Stored items:
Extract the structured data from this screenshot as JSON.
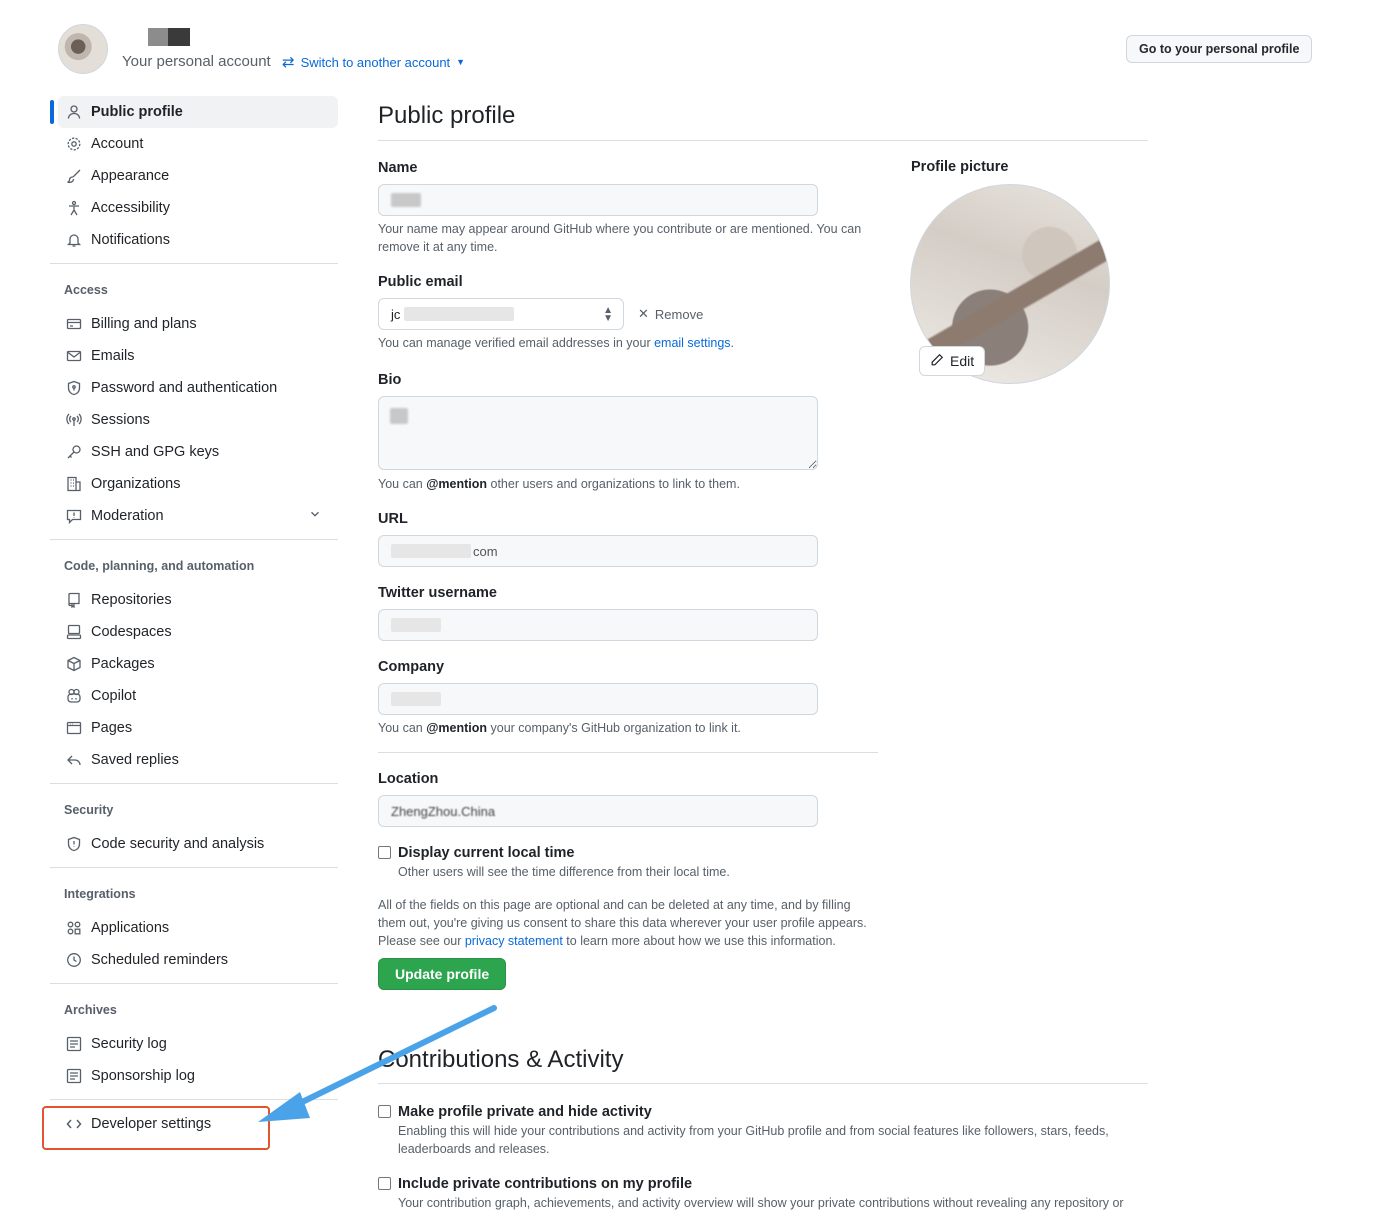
{
  "header": {
    "account_label": "Your personal account",
    "switch_label": "Switch to another account",
    "go_profile_button": "Go to your personal profile"
  },
  "sidebar": {
    "top_items": [
      {
        "label": "Public profile",
        "icon": "person-icon"
      },
      {
        "label": "Account",
        "icon": "gear-icon"
      },
      {
        "label": "Appearance",
        "icon": "paintbrush-icon"
      },
      {
        "label": "Accessibility",
        "icon": "accessibility-icon"
      },
      {
        "label": "Notifications",
        "icon": "bell-icon"
      }
    ],
    "access_heading": "Access",
    "access_items": [
      {
        "label": "Billing and plans",
        "icon": "credit-card-icon"
      },
      {
        "label": "Emails",
        "icon": "mail-icon"
      },
      {
        "label": "Password and authentication",
        "icon": "shield-lock-icon"
      },
      {
        "label": "Sessions",
        "icon": "broadcast-icon"
      },
      {
        "label": "SSH and GPG keys",
        "icon": "key-icon"
      },
      {
        "label": "Organizations",
        "icon": "organization-icon"
      },
      {
        "label": "Moderation",
        "icon": "report-icon"
      }
    ],
    "code_heading": "Code, planning, and automation",
    "code_items": [
      {
        "label": "Repositories",
        "icon": "repo-icon"
      },
      {
        "label": "Codespaces",
        "icon": "codespaces-icon"
      },
      {
        "label": "Packages",
        "icon": "package-icon"
      },
      {
        "label": "Copilot",
        "icon": "copilot-icon"
      },
      {
        "label": "Pages",
        "icon": "browser-icon"
      },
      {
        "label": "Saved replies",
        "icon": "reply-icon"
      }
    ],
    "security_heading": "Security",
    "security_items": [
      {
        "label": "Code security and analysis",
        "icon": "shield-icon"
      }
    ],
    "integrations_heading": "Integrations",
    "integrations_items": [
      {
        "label": "Applications",
        "icon": "apps-icon"
      },
      {
        "label": "Scheduled reminders",
        "icon": "clock-icon"
      }
    ],
    "archives_heading": "Archives",
    "archives_items": [
      {
        "label": "Security log",
        "icon": "log-icon"
      },
      {
        "label": "Sponsorship log",
        "icon": "log-icon"
      }
    ],
    "developer_settings": {
      "label": "Developer settings",
      "icon": "code-icon"
    }
  },
  "main": {
    "title": "Public profile",
    "name_label": "Name",
    "name_note": "Your name may appear around GitHub where you contribute or are mentioned. You can remove it at any time.",
    "email_label": "Public email",
    "email_value_prefix": "jc",
    "remove_label": "Remove",
    "email_note_prefix": "You can manage verified email addresses in your ",
    "email_note_link": "email settings",
    "email_note_suffix": ".",
    "bio_label": "Bio",
    "bio_note_prefix": "You can ",
    "bio_note_mention": "@mention",
    "bio_note_suffix": " other users and organizations to link to them.",
    "url_label": "URL",
    "url_value_suffix": "com",
    "twitter_label": "Twitter username",
    "company_label": "Company",
    "company_note_prefix": "You can ",
    "company_note_mention": "@mention",
    "company_note_suffix": " your company's GitHub organization to link it.",
    "location_label": "Location",
    "location_value": "ZhengZhou.China",
    "local_time_label": "Display current local time",
    "local_time_note": "Other users will see the time difference from their local time.",
    "optional_note_1": "All of the fields on this page are optional and can be deleted at any time, and by filling",
    "optional_note_2": "them out, you're giving us consent to share this data wherever your user profile appears.",
    "optional_note_3_prefix": "Please see our ",
    "optional_note_3_link": "privacy statement",
    "optional_note_3_suffix": " to learn more about how we use this information.",
    "update_button": "Update profile",
    "profile_picture_label": "Profile picture",
    "edit_button": "Edit",
    "contrib_title": "Contributions & Activity",
    "private_label": "Make profile private and hide activity",
    "private_note_1": "Enabling this will hide your contributions and activity from your GitHub profile and from social features like followers, stars, feeds,",
    "private_note_2": "leaderboards and releases.",
    "include_label": "Include private contributions on my profile",
    "include_note": "Your contribution graph, achievements, and activity overview will show your private contributions without revealing any repository or"
  },
  "colors": {
    "accent": "#0969da",
    "primary_button": "#2da44e",
    "annotation_arrow": "#4aa3e8",
    "annotation_box": "#e0552d"
  }
}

» **GIVEN INSTRUCTION**: Look through the entries above and count each line holding "shield"; report the count alone.

» **EXERCISE RESPONSE**: 2